Exercise description: Write out all of the records precisely. Skip anything that is a picture.

Dataset excerpts:

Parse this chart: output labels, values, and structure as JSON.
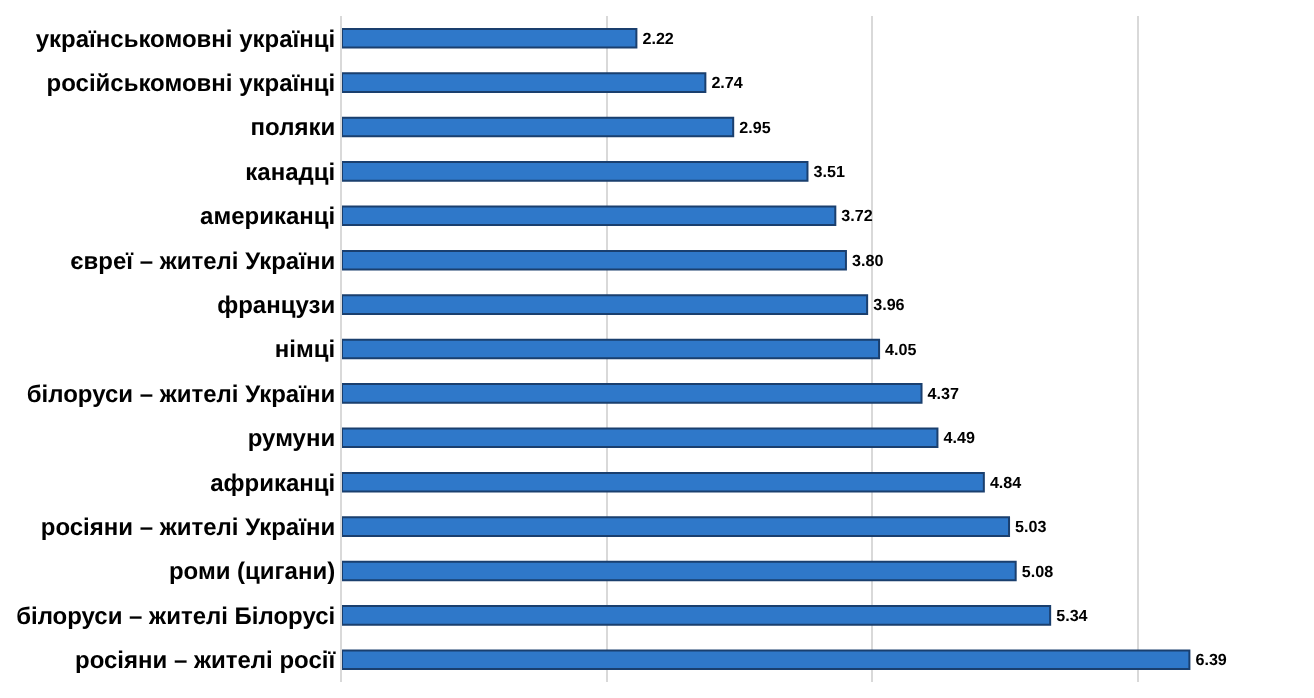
{
  "chart_data": {
    "type": "bar",
    "orientation": "horizontal",
    "categories": [
      "українськомовні українці",
      "російськомовні українці",
      "поляки",
      "канадці",
      "американці",
      "євреї – жителі України",
      "французи",
      "німці",
      "білоруси – жителі України",
      "румуни",
      "африканці",
      "росіяни – жителі України",
      "роми (цигани)",
      "білоруси – жителі Білорусі",
      "росіяни – жителі росії"
    ],
    "values": [
      2.22,
      2.74,
      2.95,
      3.51,
      3.72,
      3.8,
      3.96,
      4.05,
      4.37,
      4.49,
      4.84,
      5.03,
      5.08,
      5.34,
      6.39
    ],
    "value_labels": [
      "2.22",
      "2.74",
      "2.95",
      "3.51",
      "3.72",
      "3.80",
      "3.96",
      "4.05",
      "4.37",
      "4.49",
      "4.84",
      "5.03",
      "5.08",
      "5.34",
      "6.39"
    ],
    "color": "#2f78c9",
    "grid": "x",
    "tick_labels": "y",
    "legend": false
  }
}
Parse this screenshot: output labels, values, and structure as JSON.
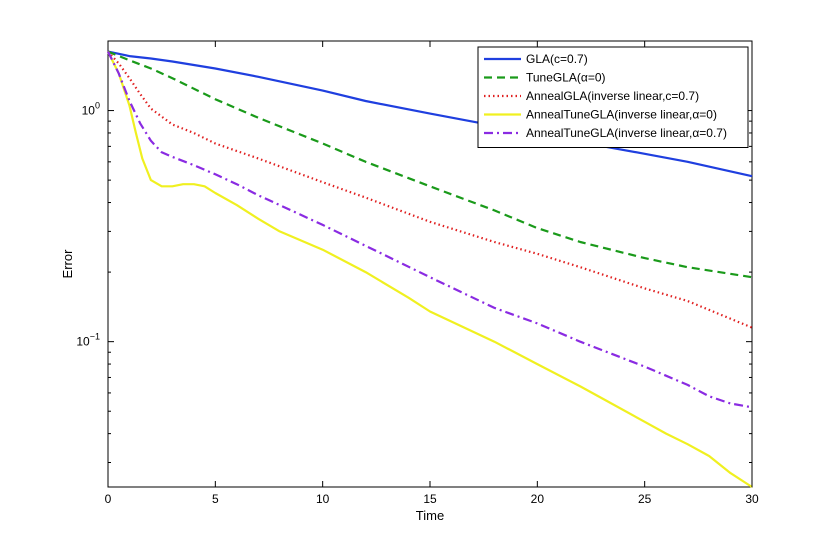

Full solution:
Parse this chart: output labels, values, and structure as JSON.
{
  "chart_data": {
    "type": "bar",
    "orientation": "horizontal",
    "categories": [
      "українськомовні українці",
      "російськомовні українці",
      "поляки",
      "канадці",
      "американці",
      "євреї – жителі України",
      "французи",
      "німці",
      "білоруси – жителі України",
      "румуни",
      "африканці",
      "росіяни – жителі України",
      "роми (цигани)",
      "білоруси – жителі Білорусі",
      "росіяни – жителі росії"
    ],
    "values": [
      2.22,
      2.74,
      2.95,
      3.51,
      3.72,
      3.8,
      3.96,
      4.05,
      4.37,
      4.49,
      4.84,
      5.03,
      5.08,
      5.34,
      6.39
    ],
    "value_labels": [
      "2.22",
      "2.74",
      "2.95",
      "3.51",
      "3.72",
      "3.80",
      "3.96",
      "4.05",
      "4.37",
      "4.49",
      "4.84",
      "5.03",
      "5.08",
      "5.34",
      "6.39"
    ],
    "color": "#2f78c9",
    "grid": "x",
    "tick_labels": "y",
    "legend": false
  }
}
Parse this screenshot: output labels, values, and structure as JSON.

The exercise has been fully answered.